> **DATA FOR PROCESSING**
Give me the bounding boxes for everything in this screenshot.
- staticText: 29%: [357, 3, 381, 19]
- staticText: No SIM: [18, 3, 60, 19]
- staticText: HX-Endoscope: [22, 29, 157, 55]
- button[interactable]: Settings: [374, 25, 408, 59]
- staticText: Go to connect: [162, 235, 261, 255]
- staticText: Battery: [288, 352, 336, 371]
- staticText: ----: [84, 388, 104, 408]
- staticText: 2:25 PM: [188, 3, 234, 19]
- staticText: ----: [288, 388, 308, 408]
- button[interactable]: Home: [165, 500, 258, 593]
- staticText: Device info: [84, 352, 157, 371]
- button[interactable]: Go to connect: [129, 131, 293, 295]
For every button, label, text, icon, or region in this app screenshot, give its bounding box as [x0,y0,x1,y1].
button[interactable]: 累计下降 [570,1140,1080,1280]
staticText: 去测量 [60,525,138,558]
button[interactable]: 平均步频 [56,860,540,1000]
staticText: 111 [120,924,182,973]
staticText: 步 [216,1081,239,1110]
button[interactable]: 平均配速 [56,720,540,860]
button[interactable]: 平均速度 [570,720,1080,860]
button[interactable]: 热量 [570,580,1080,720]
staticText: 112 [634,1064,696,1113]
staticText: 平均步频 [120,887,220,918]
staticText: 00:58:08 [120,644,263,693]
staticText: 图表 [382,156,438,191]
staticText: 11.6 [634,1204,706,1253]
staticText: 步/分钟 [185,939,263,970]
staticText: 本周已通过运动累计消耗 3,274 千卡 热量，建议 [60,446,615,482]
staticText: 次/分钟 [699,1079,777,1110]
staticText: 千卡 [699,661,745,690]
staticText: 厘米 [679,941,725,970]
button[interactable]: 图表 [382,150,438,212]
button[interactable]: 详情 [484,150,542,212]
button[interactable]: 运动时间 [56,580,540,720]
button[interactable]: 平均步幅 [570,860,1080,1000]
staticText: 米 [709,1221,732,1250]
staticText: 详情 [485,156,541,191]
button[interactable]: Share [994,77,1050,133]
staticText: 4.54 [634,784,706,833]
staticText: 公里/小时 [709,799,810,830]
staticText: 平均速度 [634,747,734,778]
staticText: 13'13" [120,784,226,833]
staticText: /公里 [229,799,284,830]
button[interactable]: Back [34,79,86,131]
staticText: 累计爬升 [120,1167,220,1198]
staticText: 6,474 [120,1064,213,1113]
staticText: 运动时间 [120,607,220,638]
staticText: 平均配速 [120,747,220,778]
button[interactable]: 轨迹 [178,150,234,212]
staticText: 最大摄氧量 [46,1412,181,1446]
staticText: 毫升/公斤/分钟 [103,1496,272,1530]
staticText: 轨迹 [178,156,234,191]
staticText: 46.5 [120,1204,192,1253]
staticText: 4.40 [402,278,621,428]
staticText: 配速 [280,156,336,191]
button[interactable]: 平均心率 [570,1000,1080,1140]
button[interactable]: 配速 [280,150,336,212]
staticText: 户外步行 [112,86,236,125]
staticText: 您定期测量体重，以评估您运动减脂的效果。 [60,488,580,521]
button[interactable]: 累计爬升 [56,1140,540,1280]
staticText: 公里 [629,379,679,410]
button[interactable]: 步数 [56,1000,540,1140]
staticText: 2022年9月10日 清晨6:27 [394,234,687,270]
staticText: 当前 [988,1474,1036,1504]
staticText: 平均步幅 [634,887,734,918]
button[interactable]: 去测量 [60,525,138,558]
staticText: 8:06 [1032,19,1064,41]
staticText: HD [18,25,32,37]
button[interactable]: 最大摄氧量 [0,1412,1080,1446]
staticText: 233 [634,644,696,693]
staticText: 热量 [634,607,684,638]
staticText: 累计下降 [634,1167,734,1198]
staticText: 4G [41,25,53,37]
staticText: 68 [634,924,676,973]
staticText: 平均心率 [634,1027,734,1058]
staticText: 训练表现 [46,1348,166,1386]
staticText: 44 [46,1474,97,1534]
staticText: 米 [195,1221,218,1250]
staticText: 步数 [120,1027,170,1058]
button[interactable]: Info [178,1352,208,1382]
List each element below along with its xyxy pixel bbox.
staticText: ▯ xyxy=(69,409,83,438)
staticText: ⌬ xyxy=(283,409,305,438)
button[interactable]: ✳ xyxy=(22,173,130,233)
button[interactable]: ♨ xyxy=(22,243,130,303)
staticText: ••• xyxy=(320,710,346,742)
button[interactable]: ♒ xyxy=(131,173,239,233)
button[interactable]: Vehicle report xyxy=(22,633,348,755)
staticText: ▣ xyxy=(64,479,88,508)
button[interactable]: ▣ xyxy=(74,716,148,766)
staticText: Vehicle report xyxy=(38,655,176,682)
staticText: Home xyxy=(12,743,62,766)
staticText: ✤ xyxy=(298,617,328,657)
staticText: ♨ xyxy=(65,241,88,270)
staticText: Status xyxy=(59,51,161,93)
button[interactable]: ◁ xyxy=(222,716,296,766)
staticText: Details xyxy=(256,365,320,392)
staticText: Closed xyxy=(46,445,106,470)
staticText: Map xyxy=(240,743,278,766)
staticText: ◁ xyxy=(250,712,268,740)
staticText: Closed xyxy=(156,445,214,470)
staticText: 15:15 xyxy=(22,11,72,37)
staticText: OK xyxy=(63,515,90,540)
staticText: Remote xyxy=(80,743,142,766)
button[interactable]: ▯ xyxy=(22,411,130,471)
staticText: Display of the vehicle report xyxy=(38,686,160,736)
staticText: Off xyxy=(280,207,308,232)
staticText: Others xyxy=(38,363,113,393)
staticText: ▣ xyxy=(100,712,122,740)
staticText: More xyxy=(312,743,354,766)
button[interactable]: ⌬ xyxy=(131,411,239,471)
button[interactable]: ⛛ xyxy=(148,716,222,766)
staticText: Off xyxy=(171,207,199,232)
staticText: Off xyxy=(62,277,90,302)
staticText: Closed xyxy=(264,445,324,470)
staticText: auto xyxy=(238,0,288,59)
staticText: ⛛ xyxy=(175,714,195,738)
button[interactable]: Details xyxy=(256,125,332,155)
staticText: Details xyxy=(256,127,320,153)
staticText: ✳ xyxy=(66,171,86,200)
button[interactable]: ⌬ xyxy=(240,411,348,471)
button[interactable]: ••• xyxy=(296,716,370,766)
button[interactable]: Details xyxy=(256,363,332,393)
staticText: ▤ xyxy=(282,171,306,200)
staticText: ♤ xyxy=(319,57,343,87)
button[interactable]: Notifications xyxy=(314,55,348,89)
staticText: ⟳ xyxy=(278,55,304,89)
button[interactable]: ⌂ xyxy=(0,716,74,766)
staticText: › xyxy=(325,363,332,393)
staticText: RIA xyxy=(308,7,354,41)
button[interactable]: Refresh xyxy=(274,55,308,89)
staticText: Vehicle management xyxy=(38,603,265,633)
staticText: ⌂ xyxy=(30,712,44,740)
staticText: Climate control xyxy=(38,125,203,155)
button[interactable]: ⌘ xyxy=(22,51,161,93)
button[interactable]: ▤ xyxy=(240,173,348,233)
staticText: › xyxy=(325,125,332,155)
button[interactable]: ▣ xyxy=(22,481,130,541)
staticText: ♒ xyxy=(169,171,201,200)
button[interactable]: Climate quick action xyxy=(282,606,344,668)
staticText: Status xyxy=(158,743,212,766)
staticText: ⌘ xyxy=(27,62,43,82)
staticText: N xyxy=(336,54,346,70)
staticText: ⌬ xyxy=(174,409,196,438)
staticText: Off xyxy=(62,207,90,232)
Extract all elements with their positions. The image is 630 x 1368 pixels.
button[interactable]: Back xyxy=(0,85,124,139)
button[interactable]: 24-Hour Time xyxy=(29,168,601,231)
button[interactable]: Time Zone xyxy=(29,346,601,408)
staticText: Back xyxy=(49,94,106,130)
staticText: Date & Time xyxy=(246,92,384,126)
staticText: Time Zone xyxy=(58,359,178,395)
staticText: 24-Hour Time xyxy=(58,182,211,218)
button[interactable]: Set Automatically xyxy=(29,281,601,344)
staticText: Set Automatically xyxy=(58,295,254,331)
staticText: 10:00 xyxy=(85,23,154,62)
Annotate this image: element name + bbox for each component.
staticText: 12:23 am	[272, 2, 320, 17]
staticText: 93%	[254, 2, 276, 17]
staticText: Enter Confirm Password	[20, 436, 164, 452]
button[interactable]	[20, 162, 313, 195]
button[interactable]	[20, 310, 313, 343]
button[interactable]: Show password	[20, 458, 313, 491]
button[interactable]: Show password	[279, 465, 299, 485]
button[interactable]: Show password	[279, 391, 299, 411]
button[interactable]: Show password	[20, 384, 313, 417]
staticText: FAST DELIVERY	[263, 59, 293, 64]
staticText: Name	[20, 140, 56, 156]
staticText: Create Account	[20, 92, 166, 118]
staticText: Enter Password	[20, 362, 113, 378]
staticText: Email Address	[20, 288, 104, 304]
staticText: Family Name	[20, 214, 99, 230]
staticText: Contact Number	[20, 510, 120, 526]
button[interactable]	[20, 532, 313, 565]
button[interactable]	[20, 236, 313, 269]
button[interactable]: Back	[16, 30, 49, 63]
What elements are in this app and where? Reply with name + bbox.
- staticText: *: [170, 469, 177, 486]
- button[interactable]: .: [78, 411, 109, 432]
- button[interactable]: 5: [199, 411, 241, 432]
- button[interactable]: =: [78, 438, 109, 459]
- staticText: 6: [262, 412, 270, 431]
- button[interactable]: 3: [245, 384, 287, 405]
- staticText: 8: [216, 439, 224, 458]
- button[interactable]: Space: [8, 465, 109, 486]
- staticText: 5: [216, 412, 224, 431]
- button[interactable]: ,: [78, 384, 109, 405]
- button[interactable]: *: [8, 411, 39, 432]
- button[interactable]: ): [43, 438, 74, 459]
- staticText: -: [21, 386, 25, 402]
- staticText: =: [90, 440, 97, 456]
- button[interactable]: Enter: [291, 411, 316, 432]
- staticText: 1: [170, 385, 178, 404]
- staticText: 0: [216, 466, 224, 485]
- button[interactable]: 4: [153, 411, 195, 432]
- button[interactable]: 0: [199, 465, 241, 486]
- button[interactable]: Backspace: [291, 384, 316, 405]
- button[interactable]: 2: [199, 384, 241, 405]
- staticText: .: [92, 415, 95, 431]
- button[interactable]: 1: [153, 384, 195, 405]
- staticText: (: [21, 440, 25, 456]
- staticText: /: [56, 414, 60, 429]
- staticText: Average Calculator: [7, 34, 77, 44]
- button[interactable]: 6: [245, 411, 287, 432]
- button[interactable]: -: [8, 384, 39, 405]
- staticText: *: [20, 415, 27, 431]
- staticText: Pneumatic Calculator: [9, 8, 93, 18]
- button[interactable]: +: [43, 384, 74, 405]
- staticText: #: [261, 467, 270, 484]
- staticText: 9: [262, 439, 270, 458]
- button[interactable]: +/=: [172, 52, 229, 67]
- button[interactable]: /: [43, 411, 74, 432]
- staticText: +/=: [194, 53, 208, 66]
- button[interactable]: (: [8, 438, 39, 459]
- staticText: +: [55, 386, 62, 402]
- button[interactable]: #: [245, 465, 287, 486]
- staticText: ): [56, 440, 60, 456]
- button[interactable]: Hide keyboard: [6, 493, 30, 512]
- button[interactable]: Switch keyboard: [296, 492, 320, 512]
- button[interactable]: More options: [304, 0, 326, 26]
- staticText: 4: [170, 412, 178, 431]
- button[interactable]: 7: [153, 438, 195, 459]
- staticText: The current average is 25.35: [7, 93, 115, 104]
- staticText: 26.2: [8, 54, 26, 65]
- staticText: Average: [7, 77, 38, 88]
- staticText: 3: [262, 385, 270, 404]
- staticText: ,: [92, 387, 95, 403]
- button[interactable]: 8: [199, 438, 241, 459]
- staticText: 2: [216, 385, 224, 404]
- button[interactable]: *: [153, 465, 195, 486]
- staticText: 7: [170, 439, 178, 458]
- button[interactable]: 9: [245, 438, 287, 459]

> **WHAT IS BEING ASKED**
Quote the entries word for word from the start through the line containing "- button[interactable]: Go".

> **COMPLETE RESPONSE**
Give me the bounding boxes for everything in this screenshot.
- staticText: 29%: [357, 3, 381, 19]
- staticText: No SIM: [18, 3, 60, 19]
- staticText: HX-Endoscope: [22, 29, 157, 55]
- button[interactable]: Settings: [374, 25, 408, 59]
- staticText: Go to connect: [162, 235, 261, 255]
- staticText: Battery: [288, 352, 336, 371]
- staticText: ----: [84, 388, 104, 408]
- staticText: 2:25 PM: [188, 3, 234, 19]
- staticText: ----: [288, 388, 308, 408]
- button[interactable]: Home: [165, 500, 258, 593]
- staticText: Device info: [84, 352, 157, 371]
- button[interactable]: Go to connect: [129, 131, 293, 295]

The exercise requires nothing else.